What you will do: Each entry in the listing below should be restated word for word.

Records contained in a dataset:
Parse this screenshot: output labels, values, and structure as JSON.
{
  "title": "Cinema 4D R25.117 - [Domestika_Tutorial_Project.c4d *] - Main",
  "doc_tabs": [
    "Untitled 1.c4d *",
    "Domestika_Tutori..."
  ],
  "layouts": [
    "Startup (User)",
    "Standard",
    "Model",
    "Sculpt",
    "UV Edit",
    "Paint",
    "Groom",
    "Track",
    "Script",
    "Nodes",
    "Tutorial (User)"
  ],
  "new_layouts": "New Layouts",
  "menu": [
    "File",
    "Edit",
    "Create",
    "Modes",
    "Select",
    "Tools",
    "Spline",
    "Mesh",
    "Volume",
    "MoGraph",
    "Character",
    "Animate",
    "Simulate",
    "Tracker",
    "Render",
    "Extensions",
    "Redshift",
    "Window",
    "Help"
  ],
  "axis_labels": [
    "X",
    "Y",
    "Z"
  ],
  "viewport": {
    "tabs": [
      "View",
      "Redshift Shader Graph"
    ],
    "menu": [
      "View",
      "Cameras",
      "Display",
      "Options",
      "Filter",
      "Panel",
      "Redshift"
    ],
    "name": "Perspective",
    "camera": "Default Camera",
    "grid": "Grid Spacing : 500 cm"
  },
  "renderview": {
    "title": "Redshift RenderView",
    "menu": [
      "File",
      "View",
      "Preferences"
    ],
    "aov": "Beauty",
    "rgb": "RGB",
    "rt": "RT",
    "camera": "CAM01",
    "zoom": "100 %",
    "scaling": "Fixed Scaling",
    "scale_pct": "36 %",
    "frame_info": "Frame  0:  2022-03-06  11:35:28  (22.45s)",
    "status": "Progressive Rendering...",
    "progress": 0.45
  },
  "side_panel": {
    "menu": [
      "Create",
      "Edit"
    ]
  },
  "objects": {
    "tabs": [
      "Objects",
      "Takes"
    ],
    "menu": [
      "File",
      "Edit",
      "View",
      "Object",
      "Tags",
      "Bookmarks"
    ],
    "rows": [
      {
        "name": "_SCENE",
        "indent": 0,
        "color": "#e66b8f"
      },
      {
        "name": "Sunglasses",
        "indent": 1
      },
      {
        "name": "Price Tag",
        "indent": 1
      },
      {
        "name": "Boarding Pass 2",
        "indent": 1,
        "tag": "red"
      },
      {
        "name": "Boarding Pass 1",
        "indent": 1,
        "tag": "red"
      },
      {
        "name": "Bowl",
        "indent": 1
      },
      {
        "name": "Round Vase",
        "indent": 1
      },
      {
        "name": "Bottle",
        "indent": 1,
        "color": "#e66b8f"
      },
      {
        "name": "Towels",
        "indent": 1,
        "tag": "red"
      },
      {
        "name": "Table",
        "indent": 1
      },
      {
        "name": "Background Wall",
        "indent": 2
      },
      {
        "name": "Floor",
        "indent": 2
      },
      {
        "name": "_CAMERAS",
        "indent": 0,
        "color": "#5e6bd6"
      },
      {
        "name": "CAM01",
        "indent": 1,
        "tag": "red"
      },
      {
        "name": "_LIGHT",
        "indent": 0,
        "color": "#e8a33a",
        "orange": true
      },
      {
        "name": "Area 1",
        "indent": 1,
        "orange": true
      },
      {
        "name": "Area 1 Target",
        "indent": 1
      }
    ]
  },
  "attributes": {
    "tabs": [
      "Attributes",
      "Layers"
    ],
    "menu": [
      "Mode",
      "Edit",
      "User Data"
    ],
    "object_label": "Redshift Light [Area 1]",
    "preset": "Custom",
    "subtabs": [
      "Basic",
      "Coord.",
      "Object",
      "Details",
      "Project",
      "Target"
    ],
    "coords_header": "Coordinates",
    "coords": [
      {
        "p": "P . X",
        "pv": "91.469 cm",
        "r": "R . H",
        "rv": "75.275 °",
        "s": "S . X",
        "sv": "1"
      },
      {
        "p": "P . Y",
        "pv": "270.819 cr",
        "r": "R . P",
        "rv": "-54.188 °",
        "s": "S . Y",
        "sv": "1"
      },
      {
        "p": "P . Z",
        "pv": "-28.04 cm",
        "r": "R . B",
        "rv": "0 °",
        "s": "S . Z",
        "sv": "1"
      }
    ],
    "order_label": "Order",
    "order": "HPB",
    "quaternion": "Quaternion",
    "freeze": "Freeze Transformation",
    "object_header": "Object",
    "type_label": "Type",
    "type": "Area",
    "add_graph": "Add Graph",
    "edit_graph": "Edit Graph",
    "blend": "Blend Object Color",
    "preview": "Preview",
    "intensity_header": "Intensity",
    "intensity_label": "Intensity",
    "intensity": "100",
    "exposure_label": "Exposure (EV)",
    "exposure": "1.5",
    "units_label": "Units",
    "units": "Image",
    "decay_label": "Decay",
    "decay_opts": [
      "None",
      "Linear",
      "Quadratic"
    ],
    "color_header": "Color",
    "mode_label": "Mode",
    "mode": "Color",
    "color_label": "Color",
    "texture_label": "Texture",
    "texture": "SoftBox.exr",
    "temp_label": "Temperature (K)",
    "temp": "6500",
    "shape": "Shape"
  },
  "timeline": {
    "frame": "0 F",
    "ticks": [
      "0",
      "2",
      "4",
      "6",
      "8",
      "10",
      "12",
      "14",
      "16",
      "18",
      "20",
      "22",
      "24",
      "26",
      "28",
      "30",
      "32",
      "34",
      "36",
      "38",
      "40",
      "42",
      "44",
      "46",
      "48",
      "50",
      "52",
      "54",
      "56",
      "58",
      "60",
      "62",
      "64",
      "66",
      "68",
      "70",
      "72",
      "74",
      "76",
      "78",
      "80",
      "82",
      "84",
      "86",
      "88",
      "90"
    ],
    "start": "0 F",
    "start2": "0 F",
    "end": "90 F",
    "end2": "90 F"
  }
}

Completed task:
Parse this screenshot: output labels, values, and structure as JSON.
{
  "title": "Cinema 4D R25.117 - [Domestika_Tutorial_Project.c4d *] - Main",
  "doc_tabs": [
    "Untitled 1.c4d *",
    "Domestika_Tutori..."
  ],
  "layouts": [
    "Startup (User)",
    "Standard",
    "Model",
    "Sculpt",
    "UV Edit",
    "Paint",
    "Groom",
    "Track",
    "Script",
    "Nodes",
    "Tutorial (User)"
  ],
  "new_layouts": "New Layouts",
  "menu": [
    "File",
    "Edit",
    "Create",
    "Modes",
    "Select",
    "Tools",
    "Spline",
    "Mesh",
    "Volume",
    "MoGraph",
    "Character",
    "Animate",
    "Simulate",
    "Tracker",
    "Render",
    "Extensions",
    "Redshift",
    "Window",
    "Help"
  ],
  "axis_labels": [
    "X",
    "Y",
    "Z"
  ],
  "viewport": {
    "tabs": [
      "View",
      "Redshift Shader Graph"
    ],
    "menu": [
      "View",
      "Cameras",
      "Display",
      "Options",
      "Filter",
      "Panel",
      "Redshift"
    ],
    "name": "Perspective",
    "camera": "Default Camera",
    "grid": "Grid Spacing : 500 cm"
  },
  "renderview": {
    "title": "Redshift RenderView",
    "menu": [
      "File",
      "View",
      "Preferences"
    ],
    "aov": "Beauty",
    "rgb": "RGB",
    "rt": "RT",
    "camera": "CAM01",
    "zoom": "100 %",
    "scaling": "Fixed Scaling",
    "scale_pct": "36 %",
    "frame_info": "Frame  0:  2022-03-06  11:35:28  (22.45s)",
    "status": "Progressive Rendering...",
    "progress": 0.45
  },
  "side_panel": {
    "menu": [
      "Create",
      "Edit"
    ]
  },
  "objects": {
    "tabs": [
      "Objects",
      "Takes"
    ],
    "menu": [
      "File",
      "Edit",
      "View",
      "Object",
      "Tags",
      "Bookmarks"
    ],
    "rows": [
      {
        "name": "_SCENE",
        "indent": 0,
        "color": "#e66b8f"
      },
      {
        "name": "Sunglasses",
        "indent": 1
      },
      {
        "name": "Price Tag",
        "indent": 1
      },
      {
        "name": "Boarding Pass 2",
        "indent": 1,
        "tag": "red"
      },
      {
        "name": "Boarding Pass 1",
        "indent": 1,
        "tag": "red"
      },
      {
        "name": "Bowl",
        "indent": 1
      },
      {
        "name": "Round Vase",
        "indent": 1
      },
      {
        "name": "Bottle",
        "indent": 1,
        "color": "#e66b8f"
      },
      {
        "name": "Towels",
        "indent": 1,
        "tag": "red"
      },
      {
        "name": "Table",
        "indent": 1
      },
      {
        "name": "Background Wall",
        "indent": 2
      },
      {
        "name": "Floor",
        "indent": 2
      },
      {
        "name": "_CAMERAS",
        "indent": 0,
        "color": "#5e6bd6"
      },
      {
        "name": "CAM01",
        "indent": 1,
        "tag": "red"
      },
      {
        "name": "_LIGHT",
        "indent": 0,
        "color": "#e8a33a",
        "orange": true
      },
      {
        "name": "Area 1",
        "indent": 1,
        "orange": true
      },
      {
        "name": "Area 1 Target",
        "indent": 1
      }
    ]
  },
  "attributes": {
    "tabs": [
      "Attributes",
      "Layers"
    ],
    "menu": [
      "Mode",
      "Edit",
      "User Data"
    ],
    "object_label": "Redshift Light [Area 1]",
    "preset": "Custom",
    "subtabs": [
      "Basic",
      "Coord.",
      "Object",
      "Details",
      "Project",
      "Target"
    ],
    "coords_header": "Coordinates",
    "coords": [
      {
        "p": "P . X",
        "pv": "91.469 cm",
        "r": "R . H",
        "rv": "75.275 °",
        "s": "S . X",
        "sv": "1"
      },
      {
        "p": "P . Y",
        "pv": "270.819 cr",
        "r": "R . P",
        "rv": "-54.188 °",
        "s": "S . Y",
        "sv": "1"
      },
      {
        "p": "P . Z",
        "pv": "-28.04 cm",
        "r": "R . B",
        "rv": "0 °",
        "s": "S . Z",
        "sv": "1"
      }
    ],
    "order_label": "Order",
    "order": "HPB",
    "quaternion": "Quaternion",
    "freeze": "Freeze Transformation",
    "object_header": "Object",
    "type_label": "Type",
    "type": "Area",
    "add_graph": "Add Graph",
    "edit_graph": "Edit Graph",
    "blend": "Blend Object Color",
    "preview": "Preview",
    "intensity_header": "Intensity",
    "intensity_label": "Intensity",
    "intensity": "100",
    "exposure_label": "Exposure (EV)",
    "exposure": "1.5",
    "units_label": "Units",
    "units": "Image",
    "decay_label": "Decay",
    "decay_opts": [
      "None",
      "Linear",
      "Quadratic"
    ],
    "color_header": "Color",
    "mode_label": "Mode",
    "mode": "Color",
    "color_label": "Color",
    "texture_label": "Texture",
    "texture": "SoftBox.exr",
    "temp_label": "Temperature (K)",
    "temp": "6500",
    "shape": "Shape"
  },
  "timeline": {
    "frame": "0 F",
    "ticks": [
      "0",
      "2",
      "4",
      "6",
      "8",
      "10",
      "12",
      "14",
      "16",
      "18",
      "20",
      "22",
      "24",
      "26",
      "28",
      "30",
      "32",
      "34",
      "36",
      "38",
      "40",
      "42",
      "44",
      "46",
      "48",
      "50",
      "52",
      "54",
      "56",
      "58",
      "60",
      "62",
      "64",
      "66",
      "68",
      "70",
      "72",
      "74",
      "76",
      "78",
      "80",
      "82",
      "84",
      "86",
      "88",
      "90"
    ],
    "start": "0 F",
    "start2": "0 F",
    "end": "90 F",
    "end2": "90 F"
  }
}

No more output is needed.